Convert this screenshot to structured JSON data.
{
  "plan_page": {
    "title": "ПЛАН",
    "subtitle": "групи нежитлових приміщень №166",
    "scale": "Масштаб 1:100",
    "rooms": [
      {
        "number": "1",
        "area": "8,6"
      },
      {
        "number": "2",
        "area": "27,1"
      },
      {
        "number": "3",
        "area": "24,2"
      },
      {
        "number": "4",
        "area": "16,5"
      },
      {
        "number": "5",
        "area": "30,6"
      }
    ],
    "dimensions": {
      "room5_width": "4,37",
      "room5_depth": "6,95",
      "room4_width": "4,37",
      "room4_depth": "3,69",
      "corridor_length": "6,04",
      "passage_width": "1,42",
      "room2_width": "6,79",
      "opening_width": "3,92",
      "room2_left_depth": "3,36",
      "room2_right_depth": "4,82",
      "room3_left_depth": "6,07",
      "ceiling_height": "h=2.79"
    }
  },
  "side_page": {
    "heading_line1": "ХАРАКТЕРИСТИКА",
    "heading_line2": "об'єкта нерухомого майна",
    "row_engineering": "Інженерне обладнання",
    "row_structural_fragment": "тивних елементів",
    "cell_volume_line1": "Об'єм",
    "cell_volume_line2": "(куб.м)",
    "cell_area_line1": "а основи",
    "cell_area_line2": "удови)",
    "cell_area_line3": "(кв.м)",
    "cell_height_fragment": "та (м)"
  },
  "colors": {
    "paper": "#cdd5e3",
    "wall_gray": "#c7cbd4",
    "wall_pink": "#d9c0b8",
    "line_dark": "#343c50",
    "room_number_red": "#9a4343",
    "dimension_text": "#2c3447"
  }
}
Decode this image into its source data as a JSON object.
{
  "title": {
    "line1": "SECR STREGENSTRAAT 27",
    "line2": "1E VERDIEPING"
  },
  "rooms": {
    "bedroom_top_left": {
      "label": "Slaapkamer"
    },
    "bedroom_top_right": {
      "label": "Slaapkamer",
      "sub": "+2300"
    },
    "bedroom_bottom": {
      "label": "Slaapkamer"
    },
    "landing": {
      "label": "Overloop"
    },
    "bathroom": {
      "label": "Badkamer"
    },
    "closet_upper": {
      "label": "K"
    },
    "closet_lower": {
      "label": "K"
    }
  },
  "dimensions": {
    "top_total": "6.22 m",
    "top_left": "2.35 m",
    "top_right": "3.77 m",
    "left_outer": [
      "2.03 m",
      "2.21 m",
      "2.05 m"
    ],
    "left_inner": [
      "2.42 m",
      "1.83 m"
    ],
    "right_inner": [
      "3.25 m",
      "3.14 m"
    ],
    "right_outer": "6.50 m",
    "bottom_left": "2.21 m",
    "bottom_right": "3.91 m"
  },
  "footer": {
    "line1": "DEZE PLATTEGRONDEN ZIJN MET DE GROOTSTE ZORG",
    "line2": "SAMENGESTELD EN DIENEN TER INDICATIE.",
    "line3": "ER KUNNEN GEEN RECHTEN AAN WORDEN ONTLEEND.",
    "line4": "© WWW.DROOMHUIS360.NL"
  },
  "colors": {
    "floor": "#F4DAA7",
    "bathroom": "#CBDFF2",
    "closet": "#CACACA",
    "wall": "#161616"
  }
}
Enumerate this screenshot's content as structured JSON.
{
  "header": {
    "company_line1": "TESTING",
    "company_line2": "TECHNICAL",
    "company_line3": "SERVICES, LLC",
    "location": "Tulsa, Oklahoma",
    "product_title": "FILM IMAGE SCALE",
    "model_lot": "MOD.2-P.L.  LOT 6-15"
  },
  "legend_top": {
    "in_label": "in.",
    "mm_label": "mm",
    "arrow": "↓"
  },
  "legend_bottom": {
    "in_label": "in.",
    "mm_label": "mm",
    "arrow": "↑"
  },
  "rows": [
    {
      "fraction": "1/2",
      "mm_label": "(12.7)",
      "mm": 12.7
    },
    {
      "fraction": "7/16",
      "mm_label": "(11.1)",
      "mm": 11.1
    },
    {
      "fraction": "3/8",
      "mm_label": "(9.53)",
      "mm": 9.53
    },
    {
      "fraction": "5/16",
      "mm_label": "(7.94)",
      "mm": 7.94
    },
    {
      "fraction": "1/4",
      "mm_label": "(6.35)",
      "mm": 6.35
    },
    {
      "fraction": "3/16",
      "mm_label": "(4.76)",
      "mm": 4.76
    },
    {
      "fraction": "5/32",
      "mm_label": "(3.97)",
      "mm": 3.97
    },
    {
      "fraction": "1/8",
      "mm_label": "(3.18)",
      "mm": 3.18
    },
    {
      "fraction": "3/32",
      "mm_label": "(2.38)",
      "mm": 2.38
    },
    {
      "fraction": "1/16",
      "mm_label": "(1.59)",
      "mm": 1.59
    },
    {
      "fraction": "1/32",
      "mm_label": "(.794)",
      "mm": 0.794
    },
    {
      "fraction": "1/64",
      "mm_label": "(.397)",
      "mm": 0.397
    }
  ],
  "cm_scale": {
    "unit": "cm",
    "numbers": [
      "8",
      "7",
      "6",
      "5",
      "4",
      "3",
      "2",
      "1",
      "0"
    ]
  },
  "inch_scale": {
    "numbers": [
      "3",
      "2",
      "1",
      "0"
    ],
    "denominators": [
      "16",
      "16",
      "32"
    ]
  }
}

*What to produce*
Take the line with "Enumerate this screenshot's" and all lines after it to the last line, and reproduce them exactly.

*Task solution*
Enumerate this screenshot's content as structured JSON.
{
  "header": {
    "company_line1": "TESTING",
    "company_line2": "TECHNICAL",
    "company_line3": "SERVICES, LLC",
    "location": "Tulsa, Oklahoma",
    "product_title": "FILM IMAGE SCALE",
    "model_lot": "MOD.2-P.L.  LOT 6-15"
  },
  "legend_top": {
    "in_label": "in.",
    "mm_label": "mm",
    "arrow": "↓"
  },
  "legend_bottom": {
    "in_label": "in.",
    "mm_label": "mm",
    "arrow": "↑"
  },
  "rows": [
    {
      "fraction": "1/2",
      "mm_label": "(12.7)",
      "mm": 12.7
    },
    {
      "fraction": "7/16",
      "mm_label": "(11.1)",
      "mm": 11.1
    },
    {
      "fraction": "3/8",
      "mm_label": "(9.53)",
      "mm": 9.53
    },
    {
      "fraction": "5/16",
      "mm_label": "(7.94)",
      "mm": 7.94
    },
    {
      "fraction": "1/4",
      "mm_label": "(6.35)",
      "mm": 6.35
    },
    {
      "fraction": "3/16",
      "mm_label": "(4.76)",
      "mm": 4.76
    },
    {
      "fraction": "5/32",
      "mm_label": "(3.97)",
      "mm": 3.97
    },
    {
      "fraction": "1/8",
      "mm_label": "(3.18)",
      "mm": 3.18
    },
    {
      "fraction": "3/32",
      "mm_label": "(2.38)",
      "mm": 2.38
    },
    {
      "fraction": "1/16",
      "mm_label": "(1.59)",
      "mm": 1.59
    },
    {
      "fraction": "1/32",
      "mm_label": "(.794)",
      "mm": 0.794
    },
    {
      "fraction": "1/64",
      "mm_label": "(.397)",
      "mm": 0.397
    }
  ],
  "cm_scale": {
    "unit": "cm",
    "numbers": [
      "8",
      "7",
      "6",
      "5",
      "4",
      "3",
      "2",
      "1",
      "0"
    ]
  },
  "inch_scale": {
    "numbers": [
      "3",
      "2",
      "1",
      "0"
    ],
    "denominators": [
      "16",
      "16",
      "32"
    ]
  }
}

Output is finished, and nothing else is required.